Text to read
____

No other agreements, written or oral, were entered into between the parties during Snyder's visit to Chicago, and no conditions were imposed precedent to the operation of the cancellation agreement.


Prior to 1946 Harold Snyder, who is now president and general manager of the plaintiff, had had no business experience, and up until the time of the organization of the plaintiff corporation had taught school. In 1946, however, Snyder, along with W.H. McClure and F.S. Meek, organized Arkansas Valley Feed Mills, Inc. At that time Snyder owned apparently 50 percent of the original stock although shortly thereafter additional stock was issued. Snyder was made Secretary-Treasurer of the corporation. In 1948 the Mills began operating in the poultry and feed business.

____

Recorded data
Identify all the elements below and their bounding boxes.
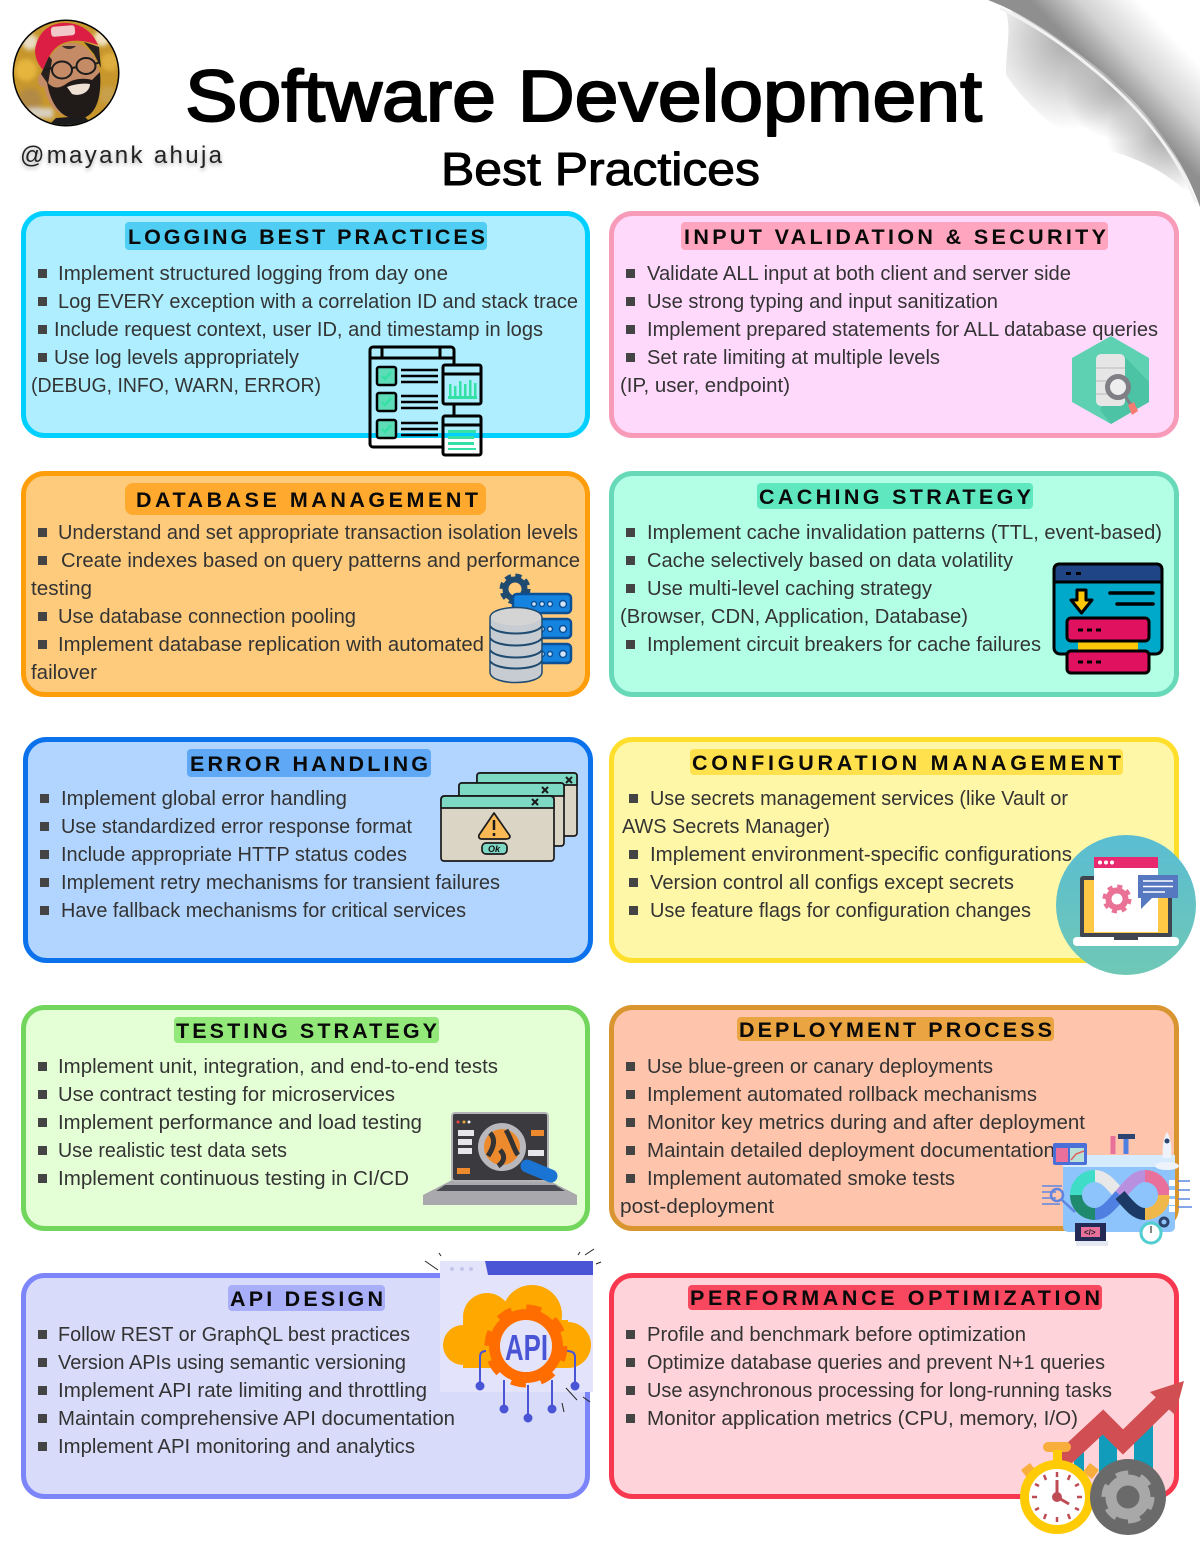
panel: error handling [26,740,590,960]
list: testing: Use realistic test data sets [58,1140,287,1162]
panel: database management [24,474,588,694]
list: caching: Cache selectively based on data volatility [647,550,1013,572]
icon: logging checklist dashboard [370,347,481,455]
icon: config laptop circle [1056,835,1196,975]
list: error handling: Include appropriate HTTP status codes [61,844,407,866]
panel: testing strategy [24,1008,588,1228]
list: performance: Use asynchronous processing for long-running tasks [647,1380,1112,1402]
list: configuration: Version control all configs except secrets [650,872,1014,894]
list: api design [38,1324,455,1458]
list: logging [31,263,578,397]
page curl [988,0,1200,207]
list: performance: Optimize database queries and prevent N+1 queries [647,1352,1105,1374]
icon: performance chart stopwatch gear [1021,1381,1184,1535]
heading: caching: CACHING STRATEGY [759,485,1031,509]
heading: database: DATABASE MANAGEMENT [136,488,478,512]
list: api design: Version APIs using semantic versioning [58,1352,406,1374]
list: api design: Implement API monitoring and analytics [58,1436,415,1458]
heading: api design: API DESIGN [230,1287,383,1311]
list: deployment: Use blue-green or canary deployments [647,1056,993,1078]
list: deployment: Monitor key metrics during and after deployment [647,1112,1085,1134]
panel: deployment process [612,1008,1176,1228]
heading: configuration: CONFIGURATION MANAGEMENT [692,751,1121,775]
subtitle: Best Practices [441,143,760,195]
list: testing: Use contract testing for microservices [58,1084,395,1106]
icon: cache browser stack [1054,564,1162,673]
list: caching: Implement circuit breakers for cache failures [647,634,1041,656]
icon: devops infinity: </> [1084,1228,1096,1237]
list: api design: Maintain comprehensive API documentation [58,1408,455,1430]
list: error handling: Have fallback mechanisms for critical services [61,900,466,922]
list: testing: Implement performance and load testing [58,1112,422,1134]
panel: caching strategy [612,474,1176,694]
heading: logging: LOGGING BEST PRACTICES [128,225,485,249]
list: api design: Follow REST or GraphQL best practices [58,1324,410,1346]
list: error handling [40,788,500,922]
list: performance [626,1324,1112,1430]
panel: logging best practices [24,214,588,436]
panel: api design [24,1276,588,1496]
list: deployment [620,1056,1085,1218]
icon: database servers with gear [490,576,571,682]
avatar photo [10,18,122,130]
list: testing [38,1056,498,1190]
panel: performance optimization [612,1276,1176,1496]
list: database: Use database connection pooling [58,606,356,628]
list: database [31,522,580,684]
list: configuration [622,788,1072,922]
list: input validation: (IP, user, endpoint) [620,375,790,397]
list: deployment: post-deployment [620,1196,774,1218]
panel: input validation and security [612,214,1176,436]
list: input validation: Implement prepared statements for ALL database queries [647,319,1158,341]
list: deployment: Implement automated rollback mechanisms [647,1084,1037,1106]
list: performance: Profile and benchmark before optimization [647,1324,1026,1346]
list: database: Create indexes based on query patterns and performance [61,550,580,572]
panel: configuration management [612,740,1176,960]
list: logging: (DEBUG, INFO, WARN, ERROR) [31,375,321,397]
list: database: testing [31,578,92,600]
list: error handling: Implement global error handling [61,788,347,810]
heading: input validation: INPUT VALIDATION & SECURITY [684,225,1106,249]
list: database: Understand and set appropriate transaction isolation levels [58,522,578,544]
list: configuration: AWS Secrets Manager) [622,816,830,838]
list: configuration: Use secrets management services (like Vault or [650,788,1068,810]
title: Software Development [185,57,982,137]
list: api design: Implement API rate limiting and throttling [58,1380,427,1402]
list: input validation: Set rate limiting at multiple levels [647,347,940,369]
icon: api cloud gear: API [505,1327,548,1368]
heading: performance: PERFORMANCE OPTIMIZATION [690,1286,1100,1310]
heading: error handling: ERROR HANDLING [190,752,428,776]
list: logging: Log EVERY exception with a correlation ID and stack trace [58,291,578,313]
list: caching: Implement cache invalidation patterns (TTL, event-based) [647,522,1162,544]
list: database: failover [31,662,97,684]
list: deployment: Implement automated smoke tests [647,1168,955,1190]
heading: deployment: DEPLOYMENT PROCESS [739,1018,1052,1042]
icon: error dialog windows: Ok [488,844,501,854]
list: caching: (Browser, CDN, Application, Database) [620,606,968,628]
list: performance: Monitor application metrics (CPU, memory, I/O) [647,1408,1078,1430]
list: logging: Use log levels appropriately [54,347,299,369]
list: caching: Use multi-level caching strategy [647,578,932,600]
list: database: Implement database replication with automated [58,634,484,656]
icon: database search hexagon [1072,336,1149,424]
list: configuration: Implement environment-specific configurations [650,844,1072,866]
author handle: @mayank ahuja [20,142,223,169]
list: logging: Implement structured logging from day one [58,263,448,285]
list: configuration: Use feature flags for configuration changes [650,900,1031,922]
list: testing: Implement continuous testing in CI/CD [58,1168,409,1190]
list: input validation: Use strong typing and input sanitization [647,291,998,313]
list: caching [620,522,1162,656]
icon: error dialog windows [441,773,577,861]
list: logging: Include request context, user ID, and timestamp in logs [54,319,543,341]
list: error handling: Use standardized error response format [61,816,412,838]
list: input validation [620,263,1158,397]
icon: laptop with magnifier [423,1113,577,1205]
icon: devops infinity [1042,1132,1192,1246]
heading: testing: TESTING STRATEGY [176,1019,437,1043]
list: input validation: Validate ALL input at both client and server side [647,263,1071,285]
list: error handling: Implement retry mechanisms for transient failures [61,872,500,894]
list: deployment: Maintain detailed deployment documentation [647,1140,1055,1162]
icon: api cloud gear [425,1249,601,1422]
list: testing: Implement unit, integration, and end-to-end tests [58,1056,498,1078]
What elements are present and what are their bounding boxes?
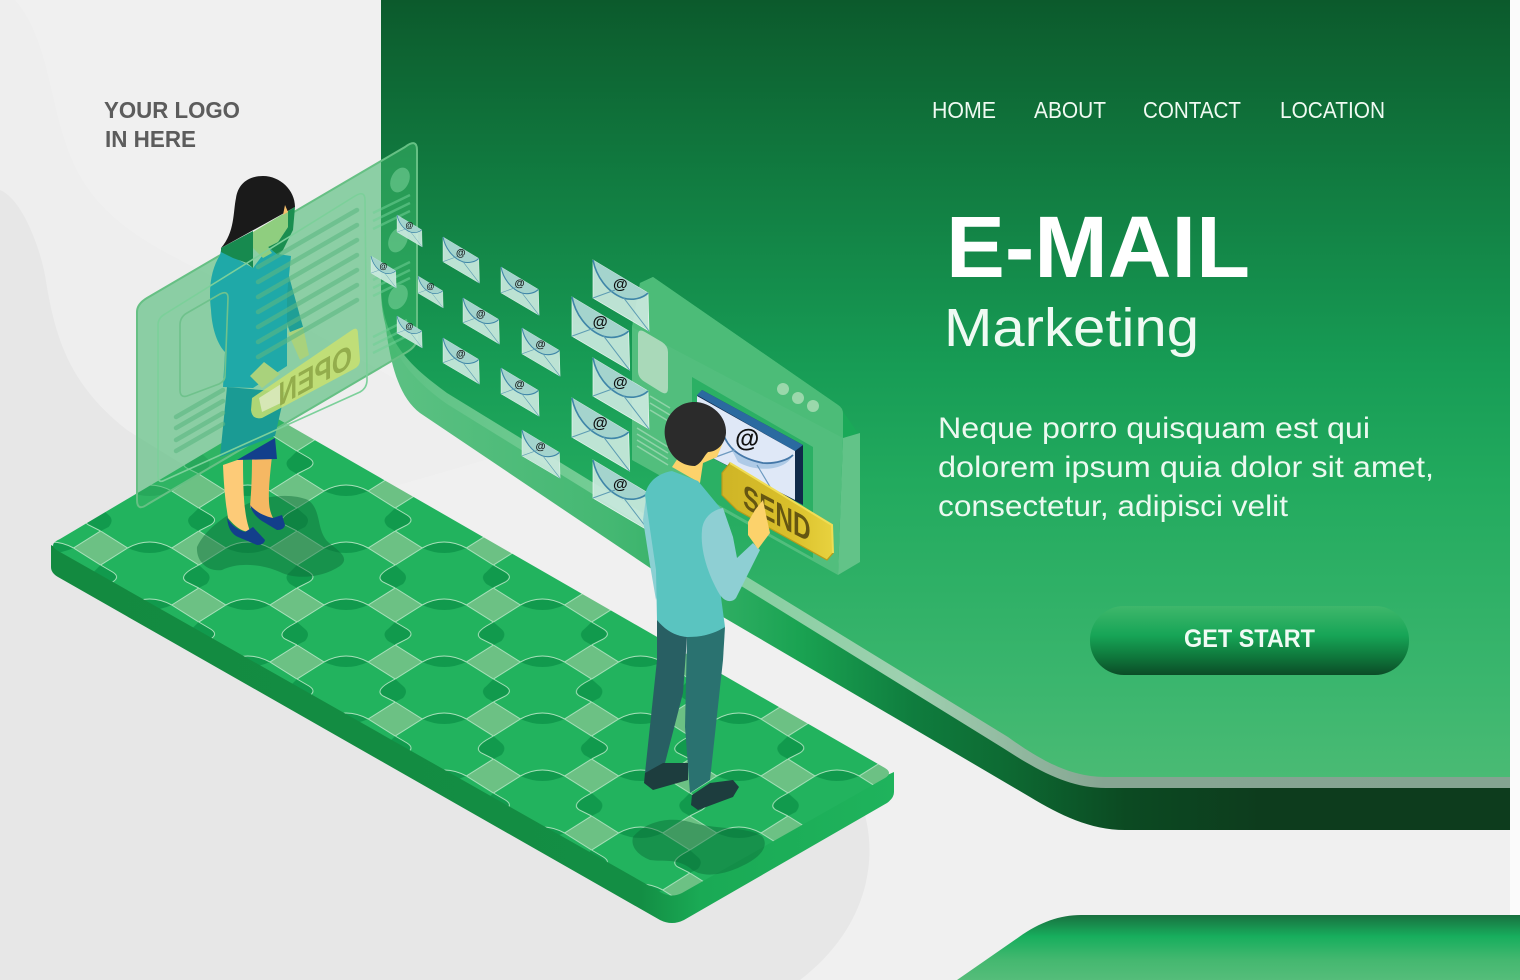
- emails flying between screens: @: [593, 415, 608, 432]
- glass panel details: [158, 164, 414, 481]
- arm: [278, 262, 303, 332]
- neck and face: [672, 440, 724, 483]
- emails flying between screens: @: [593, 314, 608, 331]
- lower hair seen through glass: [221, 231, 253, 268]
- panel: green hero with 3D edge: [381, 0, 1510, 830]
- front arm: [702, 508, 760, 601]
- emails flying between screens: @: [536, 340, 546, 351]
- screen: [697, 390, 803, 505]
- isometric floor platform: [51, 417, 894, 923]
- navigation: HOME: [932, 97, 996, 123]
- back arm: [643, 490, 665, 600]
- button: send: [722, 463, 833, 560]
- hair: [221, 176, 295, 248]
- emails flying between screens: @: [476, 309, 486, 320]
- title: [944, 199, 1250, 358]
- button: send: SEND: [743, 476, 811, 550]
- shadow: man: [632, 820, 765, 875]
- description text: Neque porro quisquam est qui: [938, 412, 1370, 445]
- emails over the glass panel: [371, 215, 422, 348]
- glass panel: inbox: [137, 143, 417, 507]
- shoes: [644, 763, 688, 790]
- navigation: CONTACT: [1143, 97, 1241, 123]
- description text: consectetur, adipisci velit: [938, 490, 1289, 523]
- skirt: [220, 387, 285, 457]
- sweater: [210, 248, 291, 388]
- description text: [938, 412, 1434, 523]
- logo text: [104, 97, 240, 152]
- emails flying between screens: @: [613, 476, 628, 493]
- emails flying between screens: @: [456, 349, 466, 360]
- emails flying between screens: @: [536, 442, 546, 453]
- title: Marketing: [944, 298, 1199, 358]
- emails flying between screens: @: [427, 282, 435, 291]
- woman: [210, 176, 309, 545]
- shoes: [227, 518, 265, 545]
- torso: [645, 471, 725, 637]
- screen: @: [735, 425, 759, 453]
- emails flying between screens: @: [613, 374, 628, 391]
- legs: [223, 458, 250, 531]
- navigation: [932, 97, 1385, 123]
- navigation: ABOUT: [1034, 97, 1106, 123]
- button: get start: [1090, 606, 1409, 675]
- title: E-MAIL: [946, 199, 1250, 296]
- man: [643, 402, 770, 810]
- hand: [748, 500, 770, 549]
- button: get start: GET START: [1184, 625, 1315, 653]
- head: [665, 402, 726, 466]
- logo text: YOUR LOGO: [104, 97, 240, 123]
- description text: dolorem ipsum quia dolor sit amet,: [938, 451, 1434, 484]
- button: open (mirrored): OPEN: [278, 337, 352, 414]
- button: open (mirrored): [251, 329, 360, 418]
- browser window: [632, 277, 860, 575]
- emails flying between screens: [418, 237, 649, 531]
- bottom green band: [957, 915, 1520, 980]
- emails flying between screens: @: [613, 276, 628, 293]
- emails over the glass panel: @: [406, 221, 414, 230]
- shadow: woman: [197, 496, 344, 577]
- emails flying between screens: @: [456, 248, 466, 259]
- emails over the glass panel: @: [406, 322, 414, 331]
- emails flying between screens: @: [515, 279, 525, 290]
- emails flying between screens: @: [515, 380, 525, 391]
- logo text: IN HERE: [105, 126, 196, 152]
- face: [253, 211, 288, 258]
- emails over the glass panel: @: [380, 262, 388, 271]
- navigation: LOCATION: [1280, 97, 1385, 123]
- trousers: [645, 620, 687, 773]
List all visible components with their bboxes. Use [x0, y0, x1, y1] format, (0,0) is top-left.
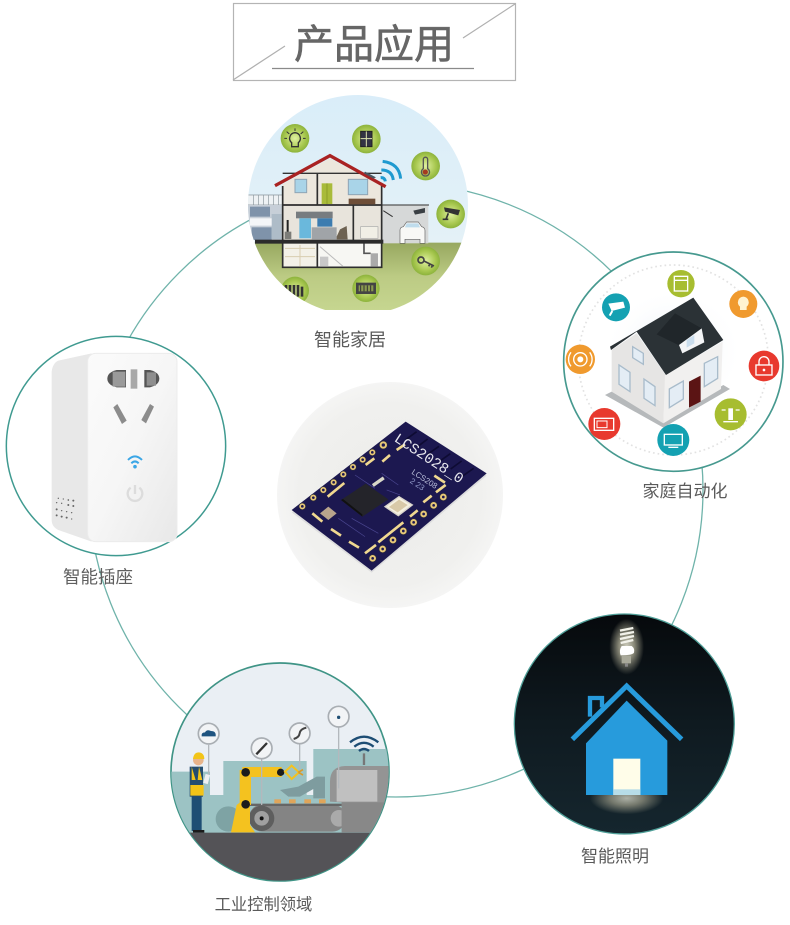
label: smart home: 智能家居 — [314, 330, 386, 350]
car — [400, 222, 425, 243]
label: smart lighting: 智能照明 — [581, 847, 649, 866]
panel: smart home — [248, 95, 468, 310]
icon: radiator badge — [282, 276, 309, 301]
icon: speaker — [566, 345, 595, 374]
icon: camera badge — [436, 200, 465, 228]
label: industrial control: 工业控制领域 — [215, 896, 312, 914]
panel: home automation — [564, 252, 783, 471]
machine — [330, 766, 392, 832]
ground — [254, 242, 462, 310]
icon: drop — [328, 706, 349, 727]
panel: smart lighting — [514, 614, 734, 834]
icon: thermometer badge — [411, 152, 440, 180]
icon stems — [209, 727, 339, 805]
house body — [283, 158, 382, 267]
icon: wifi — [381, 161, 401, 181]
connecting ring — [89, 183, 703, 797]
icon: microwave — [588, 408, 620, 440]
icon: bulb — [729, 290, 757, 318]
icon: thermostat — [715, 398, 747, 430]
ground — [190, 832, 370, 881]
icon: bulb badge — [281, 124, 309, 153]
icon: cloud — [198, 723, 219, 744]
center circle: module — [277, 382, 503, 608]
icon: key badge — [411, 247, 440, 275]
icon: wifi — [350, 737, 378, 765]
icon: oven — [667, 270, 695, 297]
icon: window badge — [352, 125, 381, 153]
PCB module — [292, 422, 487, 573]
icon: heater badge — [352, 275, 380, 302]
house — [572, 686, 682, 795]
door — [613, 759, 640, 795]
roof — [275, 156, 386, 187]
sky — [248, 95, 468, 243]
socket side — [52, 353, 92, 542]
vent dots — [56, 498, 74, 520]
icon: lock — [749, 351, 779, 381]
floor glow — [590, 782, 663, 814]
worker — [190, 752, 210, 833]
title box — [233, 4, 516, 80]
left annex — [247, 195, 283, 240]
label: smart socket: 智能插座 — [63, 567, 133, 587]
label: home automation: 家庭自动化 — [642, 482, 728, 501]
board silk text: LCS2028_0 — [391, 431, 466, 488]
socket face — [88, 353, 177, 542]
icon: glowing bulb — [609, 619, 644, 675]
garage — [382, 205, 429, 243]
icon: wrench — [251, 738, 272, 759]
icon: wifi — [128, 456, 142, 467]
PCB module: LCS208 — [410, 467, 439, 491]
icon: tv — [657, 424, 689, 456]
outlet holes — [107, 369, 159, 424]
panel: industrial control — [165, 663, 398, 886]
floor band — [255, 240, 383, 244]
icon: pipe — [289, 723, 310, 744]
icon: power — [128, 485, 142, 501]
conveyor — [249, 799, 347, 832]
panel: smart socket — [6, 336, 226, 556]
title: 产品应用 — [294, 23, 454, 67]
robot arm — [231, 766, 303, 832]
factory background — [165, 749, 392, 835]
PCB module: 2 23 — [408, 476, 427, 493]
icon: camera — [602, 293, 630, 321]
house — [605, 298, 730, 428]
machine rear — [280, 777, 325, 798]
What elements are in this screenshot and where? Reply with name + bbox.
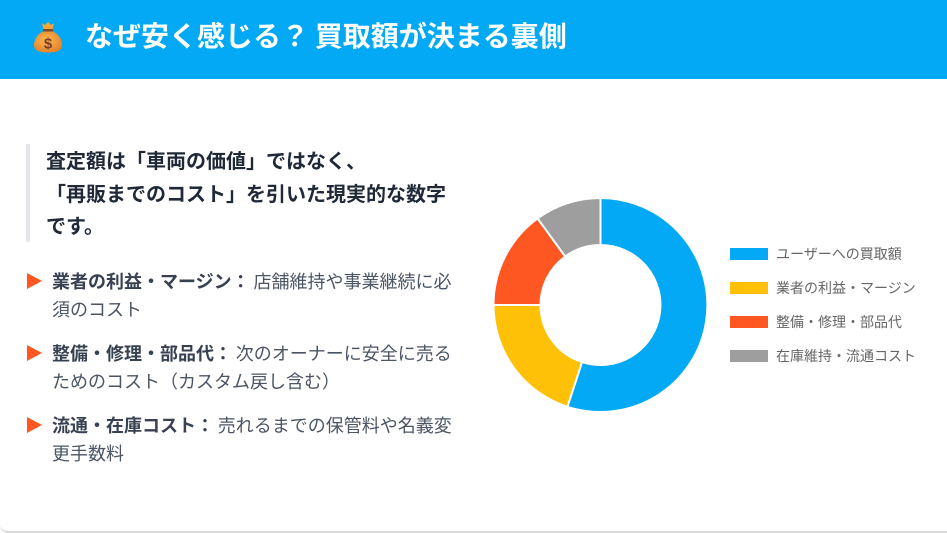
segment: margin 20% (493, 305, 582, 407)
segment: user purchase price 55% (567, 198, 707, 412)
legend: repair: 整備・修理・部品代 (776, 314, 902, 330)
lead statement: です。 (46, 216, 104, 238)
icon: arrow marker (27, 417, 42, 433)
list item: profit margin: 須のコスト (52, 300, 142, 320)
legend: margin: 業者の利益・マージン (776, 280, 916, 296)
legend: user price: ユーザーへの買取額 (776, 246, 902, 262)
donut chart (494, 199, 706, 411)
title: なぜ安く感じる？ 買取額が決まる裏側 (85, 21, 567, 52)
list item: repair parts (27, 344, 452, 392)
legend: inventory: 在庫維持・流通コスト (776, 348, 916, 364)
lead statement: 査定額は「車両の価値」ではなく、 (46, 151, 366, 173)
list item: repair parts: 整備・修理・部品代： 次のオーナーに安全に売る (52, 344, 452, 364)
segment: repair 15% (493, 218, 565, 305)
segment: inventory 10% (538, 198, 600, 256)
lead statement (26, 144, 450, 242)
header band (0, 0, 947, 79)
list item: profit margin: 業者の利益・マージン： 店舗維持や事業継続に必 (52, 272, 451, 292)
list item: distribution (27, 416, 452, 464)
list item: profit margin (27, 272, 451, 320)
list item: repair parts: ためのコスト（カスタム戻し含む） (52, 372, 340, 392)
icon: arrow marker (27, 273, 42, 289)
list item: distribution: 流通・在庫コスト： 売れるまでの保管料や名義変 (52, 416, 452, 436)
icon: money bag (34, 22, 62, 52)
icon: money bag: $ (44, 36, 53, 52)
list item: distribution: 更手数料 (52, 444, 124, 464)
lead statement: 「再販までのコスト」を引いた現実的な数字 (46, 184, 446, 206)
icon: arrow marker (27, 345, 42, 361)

____

What the task asks
Proceed with the Arkansas Valley Feed Mills passage, starting after its final sentence. The material above comes from a separate source and is unrelated to the Arkansas Valley Feed Mills passage.

Exercise answer
In the intervening years, between Snyder's first venture into business in 1946 and the present time, he acquired interests in numerous other business enterprises. At least as early as 1950 or 1951 he was president of Dardanelle Industrial Foundation, and was still president of that organization at the time of trial. He is the largest stockholder in the Valley Poultry Company, a corporation which appears to be wholly unrelated to the plaintiff in this suit. That company is engaged in the processing of poultry, and can process birds at the rate of 125,000 for each 8-hour shift. Snyder also presently owns 40 percent of another concern, The Arkansas Valley Hatchery, and an interest in Arkansas Egg Company. He is now in the process of organizing a bank.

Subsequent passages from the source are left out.